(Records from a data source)
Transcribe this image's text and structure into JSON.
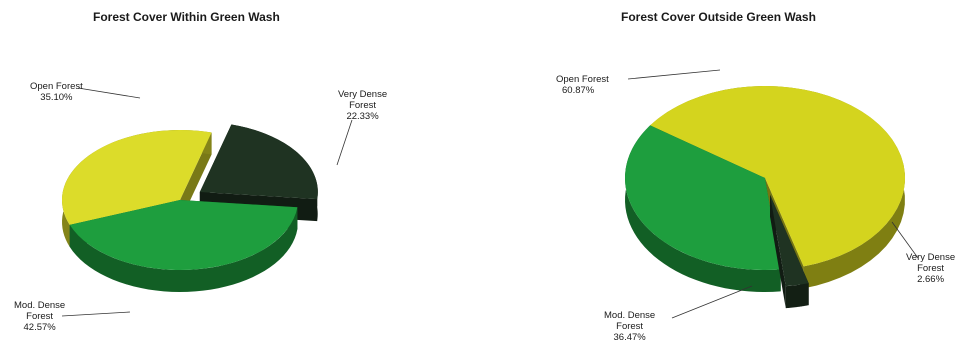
{
  "chart_data": [
    {
      "type": "pie",
      "title": "Forest Cover Within Green Wash",
      "slices": [
        {
          "label_line1": "Very Dense",
          "label_line2": "Forest",
          "percent_text": "22.33%",
          "value": 22.33,
          "color": "#1f3322"
        },
        {
          "label_line1": "Mod. Dense",
          "label_line2": "Forest",
          "percent_text": "42.57%",
          "value": 42.57,
          "color": "#1e9e3e"
        },
        {
          "label_line1": "Open Forest",
          "label_line2": "",
          "percent_text": "35.10%",
          "value": 35.1,
          "color": "#dcdc2a"
        }
      ]
    },
    {
      "type": "pie",
      "title": "Forest Cover Outside Green Wash",
      "slices": [
        {
          "label_line1": "Open Forest",
          "label_line2": "",
          "percent_text": "60.87%",
          "value": 60.87,
          "color": "#d4d41e"
        },
        {
          "label_line1": "Very Dense",
          "label_line2": "Forest",
          "percent_text": "2.66%",
          "value": 2.66,
          "color": "#1f3322"
        },
        {
          "label_line1": "Mod. Dense",
          "label_line2": "Forest",
          "percent_text": "36.47%",
          "value": 36.47,
          "color": "#1e9e3e"
        }
      ]
    }
  ]
}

--- GIVEN TASK ---
Can you retype every record above exactly, leaving out the pictures?

--- RESPONSE FOR THIS EXERCISE ---
Transcribe this image's text and structure into JSON.
{
  "chart_data": [
    {
      "type": "pie",
      "title": "Forest Cover Within Green Wash",
      "slices": [
        {
          "label_line1": "Very Dense",
          "label_line2": "Forest",
          "percent_text": "22.33%",
          "value": 22.33,
          "color": "#1f3322"
        },
        {
          "label_line1": "Mod. Dense",
          "label_line2": "Forest",
          "percent_text": "42.57%",
          "value": 42.57,
          "color": "#1e9e3e"
        },
        {
          "label_line1": "Open Forest",
          "label_line2": "",
          "percent_text": "35.10%",
          "value": 35.1,
          "color": "#dcdc2a"
        }
      ]
    },
    {
      "type": "pie",
      "title": "Forest Cover Outside Green Wash",
      "slices": [
        {
          "label_line1": "Open Forest",
          "label_line2": "",
          "percent_text": "60.87%",
          "value": 60.87,
          "color": "#d4d41e"
        },
        {
          "label_line1": "Very Dense",
          "label_line2": "Forest",
          "percent_text": "2.66%",
          "value": 2.66,
          "color": "#1f3322"
        },
        {
          "label_line1": "Mod. Dense",
          "label_line2": "Forest",
          "percent_text": "36.47%",
          "value": 36.47,
          "color": "#1e9e3e"
        }
      ]
    }
  ]
}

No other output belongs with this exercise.